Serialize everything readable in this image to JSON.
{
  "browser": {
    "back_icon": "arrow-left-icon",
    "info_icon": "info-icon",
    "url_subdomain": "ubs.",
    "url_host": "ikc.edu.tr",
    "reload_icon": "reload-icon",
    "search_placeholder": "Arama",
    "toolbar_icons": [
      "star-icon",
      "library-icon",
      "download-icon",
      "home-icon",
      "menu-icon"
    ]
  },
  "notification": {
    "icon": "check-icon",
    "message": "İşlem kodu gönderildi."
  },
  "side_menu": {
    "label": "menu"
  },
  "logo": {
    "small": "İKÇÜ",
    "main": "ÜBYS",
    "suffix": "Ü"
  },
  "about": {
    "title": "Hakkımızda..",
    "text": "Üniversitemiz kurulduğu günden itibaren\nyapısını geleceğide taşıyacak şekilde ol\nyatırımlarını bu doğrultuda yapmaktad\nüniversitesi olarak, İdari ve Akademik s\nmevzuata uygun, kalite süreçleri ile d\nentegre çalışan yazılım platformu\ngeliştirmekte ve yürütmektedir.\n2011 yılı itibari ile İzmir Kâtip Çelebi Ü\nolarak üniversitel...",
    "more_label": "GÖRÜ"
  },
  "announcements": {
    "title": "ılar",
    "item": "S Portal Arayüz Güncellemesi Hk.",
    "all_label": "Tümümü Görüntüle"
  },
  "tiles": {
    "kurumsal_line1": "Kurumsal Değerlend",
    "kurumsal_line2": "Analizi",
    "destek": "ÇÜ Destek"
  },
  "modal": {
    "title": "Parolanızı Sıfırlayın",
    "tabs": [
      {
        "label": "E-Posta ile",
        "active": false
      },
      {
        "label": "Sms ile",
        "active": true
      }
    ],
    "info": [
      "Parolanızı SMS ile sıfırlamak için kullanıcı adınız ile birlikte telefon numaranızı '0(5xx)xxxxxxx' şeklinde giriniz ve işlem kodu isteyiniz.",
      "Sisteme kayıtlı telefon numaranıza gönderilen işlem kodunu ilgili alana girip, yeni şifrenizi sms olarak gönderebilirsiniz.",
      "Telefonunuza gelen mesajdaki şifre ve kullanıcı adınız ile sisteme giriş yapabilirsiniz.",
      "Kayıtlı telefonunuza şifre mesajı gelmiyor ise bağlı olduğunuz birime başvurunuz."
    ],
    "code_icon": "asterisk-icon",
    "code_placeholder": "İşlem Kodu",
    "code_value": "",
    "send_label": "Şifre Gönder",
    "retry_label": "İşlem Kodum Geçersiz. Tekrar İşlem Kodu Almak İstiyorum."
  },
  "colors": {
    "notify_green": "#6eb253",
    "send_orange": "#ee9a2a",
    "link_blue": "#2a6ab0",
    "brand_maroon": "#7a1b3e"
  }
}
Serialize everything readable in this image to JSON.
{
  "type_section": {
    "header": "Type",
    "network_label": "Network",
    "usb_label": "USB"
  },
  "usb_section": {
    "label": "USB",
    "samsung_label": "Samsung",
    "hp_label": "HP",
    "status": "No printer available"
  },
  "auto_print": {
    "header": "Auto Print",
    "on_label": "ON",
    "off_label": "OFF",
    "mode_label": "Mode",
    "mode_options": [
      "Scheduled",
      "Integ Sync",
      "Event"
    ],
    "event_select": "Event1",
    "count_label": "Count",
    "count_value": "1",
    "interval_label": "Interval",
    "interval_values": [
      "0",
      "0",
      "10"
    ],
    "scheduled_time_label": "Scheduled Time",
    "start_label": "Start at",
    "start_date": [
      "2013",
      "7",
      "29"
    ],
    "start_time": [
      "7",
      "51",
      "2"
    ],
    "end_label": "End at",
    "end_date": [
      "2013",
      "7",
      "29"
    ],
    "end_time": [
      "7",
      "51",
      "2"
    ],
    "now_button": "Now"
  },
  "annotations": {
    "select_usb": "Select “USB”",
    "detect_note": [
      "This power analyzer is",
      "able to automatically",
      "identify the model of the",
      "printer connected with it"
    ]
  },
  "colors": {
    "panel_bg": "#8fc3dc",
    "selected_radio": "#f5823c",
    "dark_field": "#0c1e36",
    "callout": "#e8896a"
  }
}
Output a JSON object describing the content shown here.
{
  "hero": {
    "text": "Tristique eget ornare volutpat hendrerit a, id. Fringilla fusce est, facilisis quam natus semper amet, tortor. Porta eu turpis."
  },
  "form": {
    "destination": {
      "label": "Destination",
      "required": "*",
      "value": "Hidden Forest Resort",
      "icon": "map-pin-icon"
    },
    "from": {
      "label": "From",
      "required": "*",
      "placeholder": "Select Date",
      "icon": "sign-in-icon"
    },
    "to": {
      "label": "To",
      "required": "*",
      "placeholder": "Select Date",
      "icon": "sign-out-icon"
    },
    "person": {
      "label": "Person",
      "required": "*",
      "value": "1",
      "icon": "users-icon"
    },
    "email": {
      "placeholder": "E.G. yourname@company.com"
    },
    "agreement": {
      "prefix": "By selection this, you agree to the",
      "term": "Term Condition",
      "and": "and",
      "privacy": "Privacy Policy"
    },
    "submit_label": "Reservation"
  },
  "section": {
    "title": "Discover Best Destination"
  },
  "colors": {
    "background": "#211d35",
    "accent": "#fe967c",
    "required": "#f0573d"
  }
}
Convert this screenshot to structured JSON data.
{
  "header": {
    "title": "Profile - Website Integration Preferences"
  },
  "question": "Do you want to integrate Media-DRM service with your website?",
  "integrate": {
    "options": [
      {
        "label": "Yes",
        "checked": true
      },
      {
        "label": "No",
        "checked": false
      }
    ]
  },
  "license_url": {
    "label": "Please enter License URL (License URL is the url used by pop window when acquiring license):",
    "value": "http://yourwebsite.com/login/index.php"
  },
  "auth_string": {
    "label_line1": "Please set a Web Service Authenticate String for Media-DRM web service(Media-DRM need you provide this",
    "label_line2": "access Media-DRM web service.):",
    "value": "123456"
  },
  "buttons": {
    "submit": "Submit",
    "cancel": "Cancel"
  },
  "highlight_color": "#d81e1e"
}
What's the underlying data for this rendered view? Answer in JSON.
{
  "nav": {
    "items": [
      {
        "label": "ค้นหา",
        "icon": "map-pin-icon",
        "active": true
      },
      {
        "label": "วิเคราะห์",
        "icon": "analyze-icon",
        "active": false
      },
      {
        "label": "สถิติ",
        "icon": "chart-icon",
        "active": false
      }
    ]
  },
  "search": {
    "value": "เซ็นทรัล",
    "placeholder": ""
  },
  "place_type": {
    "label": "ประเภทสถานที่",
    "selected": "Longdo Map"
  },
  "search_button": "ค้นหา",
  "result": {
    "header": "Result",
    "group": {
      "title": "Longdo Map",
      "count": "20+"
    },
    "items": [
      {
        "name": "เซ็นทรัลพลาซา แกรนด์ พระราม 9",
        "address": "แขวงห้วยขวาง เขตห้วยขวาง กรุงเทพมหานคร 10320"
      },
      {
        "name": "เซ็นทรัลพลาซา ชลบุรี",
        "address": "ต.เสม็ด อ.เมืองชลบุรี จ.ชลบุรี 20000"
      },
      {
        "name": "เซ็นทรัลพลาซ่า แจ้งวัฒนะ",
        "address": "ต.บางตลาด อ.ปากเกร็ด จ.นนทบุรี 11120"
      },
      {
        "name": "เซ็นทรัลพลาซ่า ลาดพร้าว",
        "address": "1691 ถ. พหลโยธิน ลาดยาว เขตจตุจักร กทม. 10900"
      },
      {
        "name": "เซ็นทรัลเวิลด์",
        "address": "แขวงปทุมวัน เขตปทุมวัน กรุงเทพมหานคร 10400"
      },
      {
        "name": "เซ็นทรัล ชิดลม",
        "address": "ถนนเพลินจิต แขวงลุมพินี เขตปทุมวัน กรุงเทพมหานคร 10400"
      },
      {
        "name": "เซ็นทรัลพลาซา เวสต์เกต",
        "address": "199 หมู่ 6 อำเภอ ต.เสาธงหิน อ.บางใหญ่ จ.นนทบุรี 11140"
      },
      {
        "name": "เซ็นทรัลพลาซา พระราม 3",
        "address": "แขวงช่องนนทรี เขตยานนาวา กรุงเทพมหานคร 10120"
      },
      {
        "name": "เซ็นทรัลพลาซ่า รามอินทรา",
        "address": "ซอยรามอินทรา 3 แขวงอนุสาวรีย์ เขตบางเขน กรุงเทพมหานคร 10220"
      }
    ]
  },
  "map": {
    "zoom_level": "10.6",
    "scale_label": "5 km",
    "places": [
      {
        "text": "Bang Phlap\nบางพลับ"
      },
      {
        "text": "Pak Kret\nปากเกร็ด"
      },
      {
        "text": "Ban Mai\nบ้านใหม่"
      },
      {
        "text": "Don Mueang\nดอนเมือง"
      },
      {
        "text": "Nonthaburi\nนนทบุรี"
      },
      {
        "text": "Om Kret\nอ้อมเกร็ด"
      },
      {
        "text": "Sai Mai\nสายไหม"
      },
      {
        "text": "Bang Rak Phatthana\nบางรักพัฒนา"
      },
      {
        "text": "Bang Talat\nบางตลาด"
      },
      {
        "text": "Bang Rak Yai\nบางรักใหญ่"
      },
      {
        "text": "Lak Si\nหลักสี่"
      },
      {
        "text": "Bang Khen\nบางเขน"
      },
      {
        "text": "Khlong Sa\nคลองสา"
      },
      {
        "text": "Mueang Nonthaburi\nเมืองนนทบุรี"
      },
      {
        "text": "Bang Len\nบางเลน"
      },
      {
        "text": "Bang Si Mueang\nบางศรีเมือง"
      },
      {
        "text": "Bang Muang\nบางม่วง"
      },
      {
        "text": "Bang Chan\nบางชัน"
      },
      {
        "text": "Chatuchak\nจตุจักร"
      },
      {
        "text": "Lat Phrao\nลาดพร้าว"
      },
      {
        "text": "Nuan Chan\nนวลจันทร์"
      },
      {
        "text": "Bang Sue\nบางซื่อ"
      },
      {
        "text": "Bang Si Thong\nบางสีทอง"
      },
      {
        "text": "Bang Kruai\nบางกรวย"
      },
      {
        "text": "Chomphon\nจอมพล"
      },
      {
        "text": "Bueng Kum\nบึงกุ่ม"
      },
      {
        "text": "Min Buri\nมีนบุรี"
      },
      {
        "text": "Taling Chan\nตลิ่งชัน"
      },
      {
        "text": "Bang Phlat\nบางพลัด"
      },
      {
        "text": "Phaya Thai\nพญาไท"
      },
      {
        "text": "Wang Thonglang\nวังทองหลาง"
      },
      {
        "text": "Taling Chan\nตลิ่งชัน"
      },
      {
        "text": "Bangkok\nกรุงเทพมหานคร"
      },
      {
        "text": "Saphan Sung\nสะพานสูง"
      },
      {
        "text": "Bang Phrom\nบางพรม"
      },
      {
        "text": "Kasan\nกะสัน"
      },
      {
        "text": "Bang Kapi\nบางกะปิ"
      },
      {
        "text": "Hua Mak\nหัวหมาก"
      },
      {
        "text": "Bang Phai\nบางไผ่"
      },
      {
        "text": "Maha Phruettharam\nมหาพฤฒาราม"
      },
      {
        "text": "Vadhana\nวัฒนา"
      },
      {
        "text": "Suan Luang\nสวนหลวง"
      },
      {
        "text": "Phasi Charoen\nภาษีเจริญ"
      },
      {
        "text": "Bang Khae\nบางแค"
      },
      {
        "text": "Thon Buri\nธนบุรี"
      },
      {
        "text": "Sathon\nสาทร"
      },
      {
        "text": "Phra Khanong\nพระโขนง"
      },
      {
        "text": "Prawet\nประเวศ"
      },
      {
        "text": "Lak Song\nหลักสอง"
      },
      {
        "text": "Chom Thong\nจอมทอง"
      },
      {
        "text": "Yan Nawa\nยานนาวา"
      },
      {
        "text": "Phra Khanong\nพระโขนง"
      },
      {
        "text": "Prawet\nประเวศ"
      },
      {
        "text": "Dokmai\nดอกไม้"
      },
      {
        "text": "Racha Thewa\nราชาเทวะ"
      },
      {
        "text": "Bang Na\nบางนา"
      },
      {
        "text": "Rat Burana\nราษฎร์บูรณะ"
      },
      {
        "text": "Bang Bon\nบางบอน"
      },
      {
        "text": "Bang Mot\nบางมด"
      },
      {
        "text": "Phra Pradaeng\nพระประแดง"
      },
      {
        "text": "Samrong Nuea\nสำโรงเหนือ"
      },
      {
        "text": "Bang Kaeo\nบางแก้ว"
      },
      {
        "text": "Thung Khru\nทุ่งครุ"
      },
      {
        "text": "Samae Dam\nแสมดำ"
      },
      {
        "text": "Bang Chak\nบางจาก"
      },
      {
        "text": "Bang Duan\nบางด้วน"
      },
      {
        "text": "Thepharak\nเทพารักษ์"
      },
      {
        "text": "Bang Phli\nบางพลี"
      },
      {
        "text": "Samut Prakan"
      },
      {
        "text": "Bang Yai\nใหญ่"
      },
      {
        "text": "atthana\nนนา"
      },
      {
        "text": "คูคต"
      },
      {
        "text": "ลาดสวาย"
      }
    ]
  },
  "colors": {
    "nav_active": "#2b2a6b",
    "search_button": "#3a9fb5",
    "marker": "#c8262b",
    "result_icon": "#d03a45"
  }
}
....
THE REQUEST | In the records above, locate every line with the string "Mueang" and copy it.

EXERCISE OUTPUT |
        "text": "Don Mueang\nดอนเมือง"
        "text": "Mueang Nonthaburi\nเมืองนนทบุรี"
        "text": "Bang Si Mueang\nบางศรีเมือง"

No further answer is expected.